● Aim of the task:
Make an exact copy of all the material below, apart from the pictures.
----
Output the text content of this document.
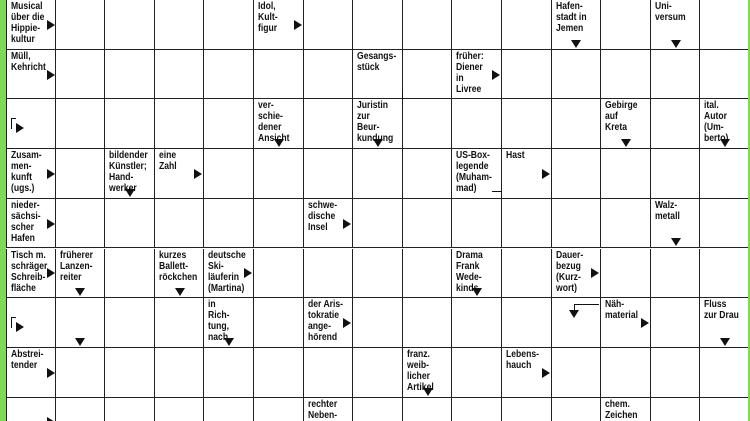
Musical
über die
Hippie-
kultur
Idol,
Kult-
figur
Hafen-
stadt in
Jemen
Uni-
versum
Müll,
Kehricht
Gesangs-
stück
früher:
Diener
in
Livree
ver-
schie-
dener
Ansicht
Juristin
zur
Beur-
kundung
Gebirge
auf
Kreta
ital.
Autor
(Um-
berto)
Zusam-
men-
kunft
(ugs.)
bildender
Künstler;
Hand-
werker
eine
Zahl
US-Box-
legende
(Muham-
mad)
Hast
nieder-
sächsi-
scher
Hafen
schwe-
dische
Insel
Walz-
metall
Tisch m.
schräger
Schreib-
fläche
früherer
Lanzen-
reiter
kurzes
Ballett-
röckchen
deutsche
Ski-
läuferin
(Martina)
Drama
Frank
Wede-
kinds
Dauer-
bezug
(Kurz-
wort)
in
Rich-
tung,
nach
der Aris-
tokratie
ange-
hörend
Näh-
material
Fluss
zur Drau
Abstrei-
tender
franz.
weib-
licher
Artikel
Lebens-
hauch
rechter
Neben-
chem.
Zeichen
----
● Final answer:
Output the text content of this document.
Musical
über die
Hippie-
kultur
Idol,
Kult-
figur
Hafen-
stadt in
Jemen
Uni-
versum
Müll,
Kehricht
Gesangs-
stück
früher:
Diener
in
Livree
ver-
schie-
dener
Ansicht
Juristin
zur
Beur-
kundung
Gebirge
auf
Kreta
ital.
Autor
(Um-
berto)
Zusam-
men-
kunft
(ugs.)
bildender
Künstler;
Hand-
werker
eine
Zahl
US-Box-
legende
(Muham-
mad)
Hast
nieder-
sächsi-
scher
Hafen
schwe-
dische
Insel
Walz-
metall
Tisch m.
schräger
Schreib-
fläche
früherer
Lanzen-
reiter
kurzes
Ballett-
röckchen
deutsche
Ski-
läuferin
(Martina)
Drama
Frank
Wede-
kinds
Dauer-
bezug
(Kurz-
wort)
in
Rich-
tung,
nach
der Aris-
tokratie
ange-
hörend
Näh-
material
Fluss
zur Drau
Abstrei-
tender
franz.
weib-
licher
Artikel
Lebens-
hauch
rechter
Neben-
chem.
Zeichen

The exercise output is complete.